• WORK TO BE COMPLETED:
Filter the records below down to lines containing "右键确定".

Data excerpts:
»»

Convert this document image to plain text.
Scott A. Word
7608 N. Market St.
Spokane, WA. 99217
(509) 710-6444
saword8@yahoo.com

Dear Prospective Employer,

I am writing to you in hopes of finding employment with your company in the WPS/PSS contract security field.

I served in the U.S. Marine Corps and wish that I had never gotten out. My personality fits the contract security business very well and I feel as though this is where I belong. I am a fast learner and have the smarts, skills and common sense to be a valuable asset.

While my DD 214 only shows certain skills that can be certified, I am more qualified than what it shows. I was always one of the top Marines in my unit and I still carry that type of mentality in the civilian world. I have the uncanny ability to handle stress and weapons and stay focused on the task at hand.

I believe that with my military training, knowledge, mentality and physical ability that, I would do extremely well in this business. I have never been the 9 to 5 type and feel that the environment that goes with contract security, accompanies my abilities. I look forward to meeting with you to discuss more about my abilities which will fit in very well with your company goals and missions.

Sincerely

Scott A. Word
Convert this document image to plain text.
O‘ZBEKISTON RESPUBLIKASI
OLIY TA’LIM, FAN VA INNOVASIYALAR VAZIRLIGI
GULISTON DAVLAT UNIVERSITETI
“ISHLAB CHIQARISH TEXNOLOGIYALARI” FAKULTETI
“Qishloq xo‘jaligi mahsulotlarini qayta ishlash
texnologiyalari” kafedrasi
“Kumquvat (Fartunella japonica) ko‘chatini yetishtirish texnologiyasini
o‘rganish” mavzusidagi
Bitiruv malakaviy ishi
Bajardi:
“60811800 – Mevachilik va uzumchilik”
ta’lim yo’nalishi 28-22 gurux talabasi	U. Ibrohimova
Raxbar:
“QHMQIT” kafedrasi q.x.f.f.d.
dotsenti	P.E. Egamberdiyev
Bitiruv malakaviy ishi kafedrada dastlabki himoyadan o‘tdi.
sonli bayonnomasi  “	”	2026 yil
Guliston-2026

««
»»

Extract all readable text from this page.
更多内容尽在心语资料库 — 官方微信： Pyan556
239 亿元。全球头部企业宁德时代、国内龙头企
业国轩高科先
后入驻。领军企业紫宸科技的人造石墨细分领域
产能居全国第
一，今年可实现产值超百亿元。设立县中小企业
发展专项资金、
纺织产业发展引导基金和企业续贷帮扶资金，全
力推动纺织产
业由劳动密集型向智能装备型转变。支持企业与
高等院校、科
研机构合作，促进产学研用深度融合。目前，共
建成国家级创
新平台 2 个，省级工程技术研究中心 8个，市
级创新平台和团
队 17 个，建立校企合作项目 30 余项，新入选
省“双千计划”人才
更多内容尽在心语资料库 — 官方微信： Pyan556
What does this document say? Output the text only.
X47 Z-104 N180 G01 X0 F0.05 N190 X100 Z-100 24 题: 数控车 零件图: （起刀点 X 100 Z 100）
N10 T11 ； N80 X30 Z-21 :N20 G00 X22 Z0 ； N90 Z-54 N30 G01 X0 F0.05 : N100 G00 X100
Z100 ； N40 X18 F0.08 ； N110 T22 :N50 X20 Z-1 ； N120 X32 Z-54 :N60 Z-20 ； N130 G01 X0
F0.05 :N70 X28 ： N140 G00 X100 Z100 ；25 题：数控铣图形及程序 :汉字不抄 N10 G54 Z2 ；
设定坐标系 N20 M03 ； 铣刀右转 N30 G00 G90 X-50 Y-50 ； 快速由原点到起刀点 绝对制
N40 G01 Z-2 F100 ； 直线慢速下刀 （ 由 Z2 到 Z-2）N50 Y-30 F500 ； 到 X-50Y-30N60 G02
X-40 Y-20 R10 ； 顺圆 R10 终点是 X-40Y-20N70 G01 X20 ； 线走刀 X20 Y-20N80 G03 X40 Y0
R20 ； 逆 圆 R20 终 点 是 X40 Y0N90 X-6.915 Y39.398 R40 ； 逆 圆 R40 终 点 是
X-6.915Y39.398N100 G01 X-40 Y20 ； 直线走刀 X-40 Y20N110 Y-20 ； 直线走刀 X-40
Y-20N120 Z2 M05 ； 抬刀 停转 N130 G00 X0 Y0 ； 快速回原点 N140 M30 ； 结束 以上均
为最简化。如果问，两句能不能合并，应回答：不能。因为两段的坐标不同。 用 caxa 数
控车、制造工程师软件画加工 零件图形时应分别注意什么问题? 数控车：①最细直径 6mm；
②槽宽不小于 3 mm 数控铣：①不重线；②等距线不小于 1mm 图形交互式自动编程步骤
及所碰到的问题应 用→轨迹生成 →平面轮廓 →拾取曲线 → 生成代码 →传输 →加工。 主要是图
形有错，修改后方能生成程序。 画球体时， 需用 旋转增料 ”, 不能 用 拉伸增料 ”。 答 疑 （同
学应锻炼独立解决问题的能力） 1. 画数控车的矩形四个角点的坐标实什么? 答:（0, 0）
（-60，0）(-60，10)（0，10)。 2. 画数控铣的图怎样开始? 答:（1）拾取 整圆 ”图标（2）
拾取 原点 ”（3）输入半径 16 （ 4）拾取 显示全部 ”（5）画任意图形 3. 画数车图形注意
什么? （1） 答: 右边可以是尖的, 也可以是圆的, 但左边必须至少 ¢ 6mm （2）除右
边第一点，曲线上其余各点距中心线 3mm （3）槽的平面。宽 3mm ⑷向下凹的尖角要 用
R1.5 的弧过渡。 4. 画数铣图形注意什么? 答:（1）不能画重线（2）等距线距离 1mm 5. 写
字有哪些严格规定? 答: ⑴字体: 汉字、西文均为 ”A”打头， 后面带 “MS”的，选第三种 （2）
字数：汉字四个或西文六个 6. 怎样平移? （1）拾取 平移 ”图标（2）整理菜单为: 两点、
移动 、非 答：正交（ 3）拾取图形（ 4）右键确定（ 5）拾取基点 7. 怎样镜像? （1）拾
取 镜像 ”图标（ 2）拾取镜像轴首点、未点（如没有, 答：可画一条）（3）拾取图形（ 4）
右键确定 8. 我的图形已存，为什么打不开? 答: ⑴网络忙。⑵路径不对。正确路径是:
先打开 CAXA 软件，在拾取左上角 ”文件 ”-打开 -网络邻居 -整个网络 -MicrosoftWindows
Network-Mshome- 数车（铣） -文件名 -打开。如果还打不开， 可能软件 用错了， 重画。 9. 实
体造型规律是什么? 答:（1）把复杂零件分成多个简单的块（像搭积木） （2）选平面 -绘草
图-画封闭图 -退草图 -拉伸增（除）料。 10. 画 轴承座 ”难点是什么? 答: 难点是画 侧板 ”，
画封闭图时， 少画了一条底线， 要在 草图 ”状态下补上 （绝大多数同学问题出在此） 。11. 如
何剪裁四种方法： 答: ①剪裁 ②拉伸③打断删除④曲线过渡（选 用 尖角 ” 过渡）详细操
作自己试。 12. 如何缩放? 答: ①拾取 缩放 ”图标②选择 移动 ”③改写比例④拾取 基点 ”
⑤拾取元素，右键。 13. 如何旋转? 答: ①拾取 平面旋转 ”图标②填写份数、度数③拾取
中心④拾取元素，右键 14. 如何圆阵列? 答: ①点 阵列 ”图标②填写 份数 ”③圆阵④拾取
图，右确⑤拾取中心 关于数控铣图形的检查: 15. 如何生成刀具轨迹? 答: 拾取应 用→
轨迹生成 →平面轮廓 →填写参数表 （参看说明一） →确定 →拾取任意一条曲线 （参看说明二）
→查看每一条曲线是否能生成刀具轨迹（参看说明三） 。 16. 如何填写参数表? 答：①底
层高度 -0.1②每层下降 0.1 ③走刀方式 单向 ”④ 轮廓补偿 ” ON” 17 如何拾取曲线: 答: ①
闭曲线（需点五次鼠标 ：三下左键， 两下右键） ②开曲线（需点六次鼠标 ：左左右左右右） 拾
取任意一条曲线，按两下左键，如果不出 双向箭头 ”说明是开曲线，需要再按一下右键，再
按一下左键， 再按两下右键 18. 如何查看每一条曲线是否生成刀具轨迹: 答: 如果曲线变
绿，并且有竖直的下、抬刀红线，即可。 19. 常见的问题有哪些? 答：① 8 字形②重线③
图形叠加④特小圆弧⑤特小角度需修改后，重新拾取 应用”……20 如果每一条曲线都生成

««

• RESPONSE FOR THIS EXERCISE:
移动 、非 答：正交（ 3）拾取图形（ 4）右键确定（ 5）拾取基点 7. 怎样镜像? （1）拾
右键确定 8. 我的图形已存，为什么打不开? 答: ⑴网络忙。⑵路径不对。正确路径是:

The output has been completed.